■ **STATED GOAL**
Identify all lines in the data containing the string "religious". Copy them out.

··· INPUT MATERIAL

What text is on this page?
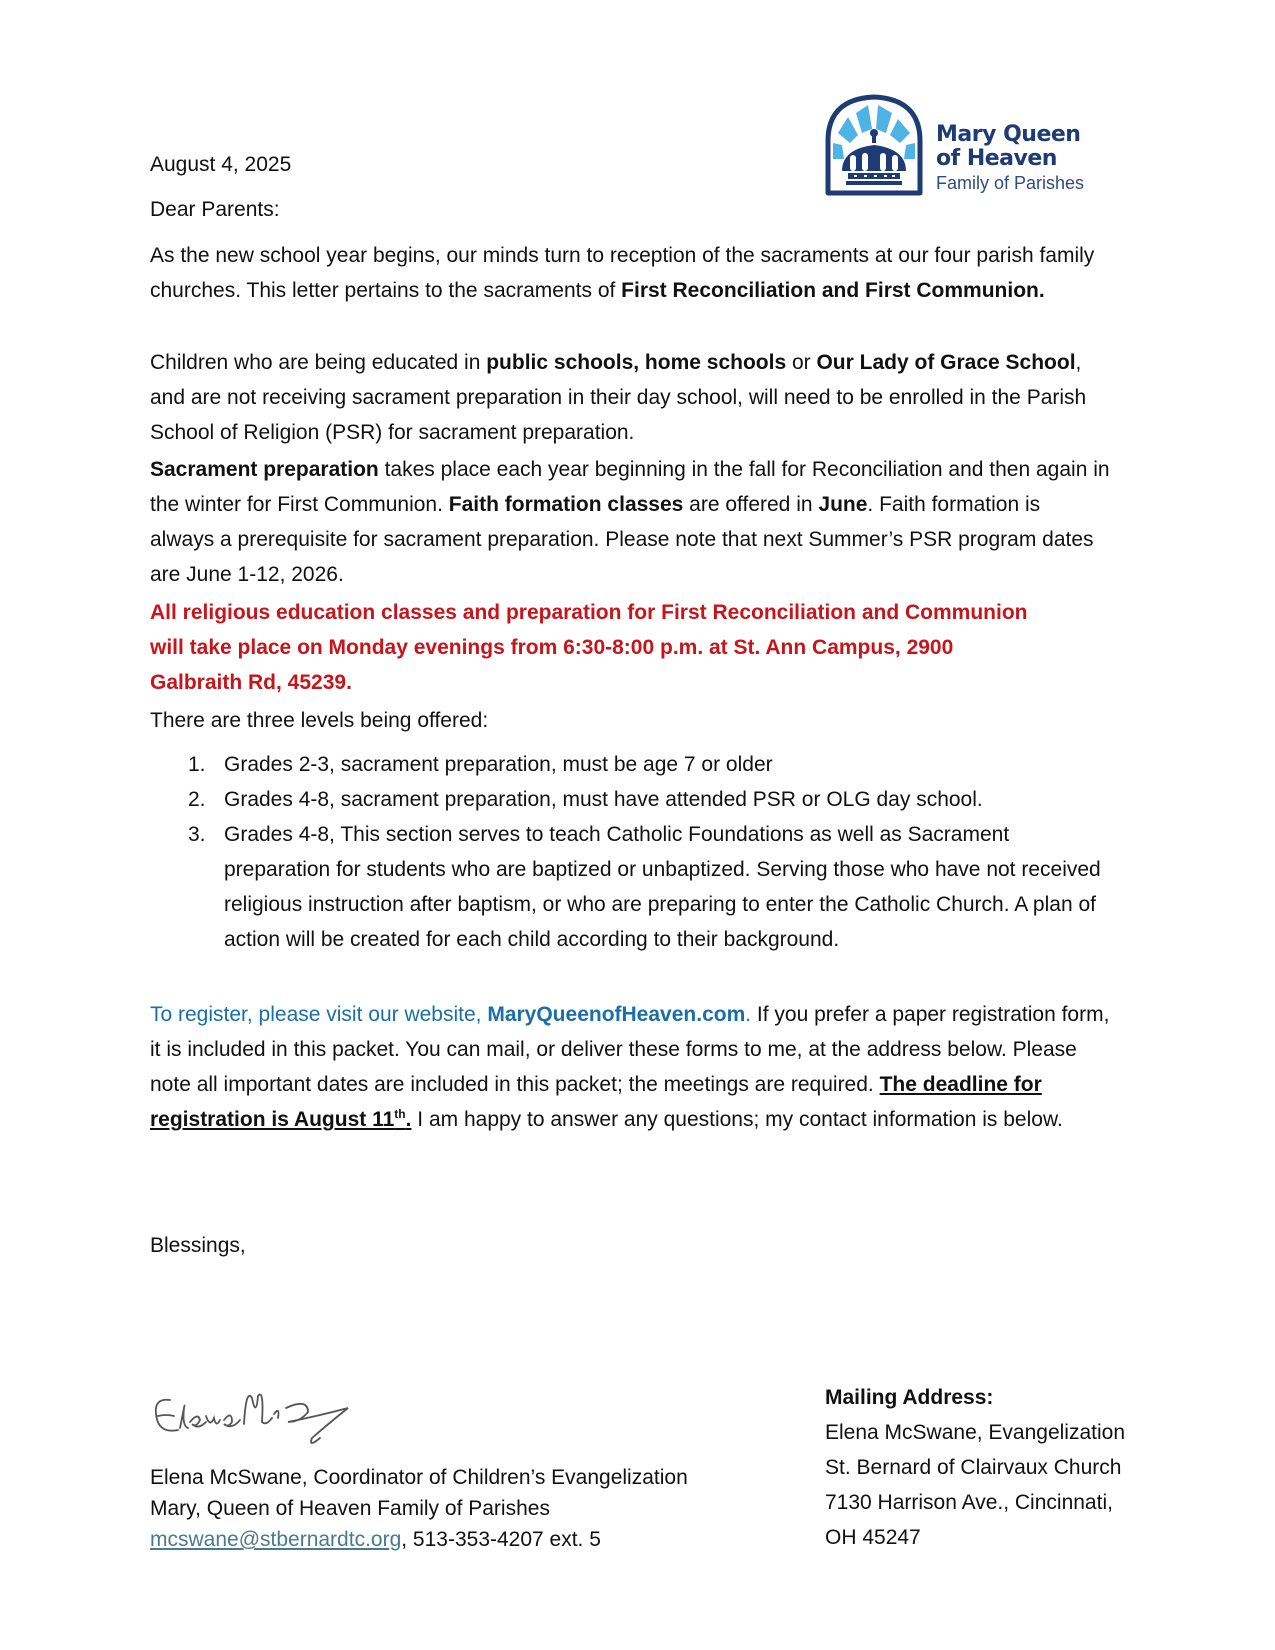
Mary Queen
of Heaven
Family of Parishes
August 4, 2025
Dear Parents:
As the new school year begins, our minds turn to reception of the sacraments at our four parish family churches. This letter pertains to the sacraments of First Reconciliation and First Communion.
Children who are being educated in public schools, home schools or Our Lady of Grace School, and are not receiving sacrament preparation in their day school, will need to be enrolled in the Parish School of Religion (PSR) for sacrament preparation.
Sacrament preparation takes place each year beginning in the fall for Reconciliation and then again in the winter for First Communion. Faith formation classes are offered in June. Faith formation is always a prerequisite for sacrament preparation. Please note that next Summer’s PSR program dates are June 1-12, 2026.
All religious education classes and preparation for First Reconciliation and Communion will take place on Monday evenings from 6:30-8:00 p.m. at St. Ann Campus, 2900 Galbraith Rd, 45239.
There are three levels being offered:
1. Grades 2-3, sacrament preparation, must be age 7 or older
2. Grades 4-8, sacrament preparation, must have attended PSR or OLG day school.
3. Grades 4-8, This section serves to teach Catholic Foundations as well as Sacrament preparation for students who are baptized or unbaptized. Serving those who have not received religious instruction after baptism, or who are preparing to enter the Catholic Church. A plan of action will be created for each child according to their background.
To register, please visit our website, MaryQueenofHeaven.com. If you prefer a paper registration form, it is included in this packet. You can mail, or deliver these forms to me, at the address below. Please note all important dates are included in this packet; the meetings are required. The deadline for registration is August 11th. I am happy to answer any questions; my contact information is below.
Blessings,
Elena McSwane, Coordinator of Children’s Evangelization
Mary, Queen of Heaven Family of Parishes
mcswane@stbernardtc.org, 513-353-4207 ext. 5
Mailing Address:
Elena McSwane, Evangelization
St. Bernard of Clairvaux Church
7130 Harrison Ave., Cincinnati,
OH 45247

······

■ **ANSWER FOR THE TASK**
All religious education classes and preparation for First Reconciliation and Communion will take place on Monday evenings from 6:30-8:00 p.m. at St. Ann Campus, 2900 Galbraith Rd, 45239.
3. Grades 4-8, This section serves to teach Catholic Foundations as well as Sacrament preparation for students who are baptized or unbaptized. Serving those who have not received religious instruction after baptism, or who are preparing to enter the Catholic Church. A plan of action will be created for each child according to their background.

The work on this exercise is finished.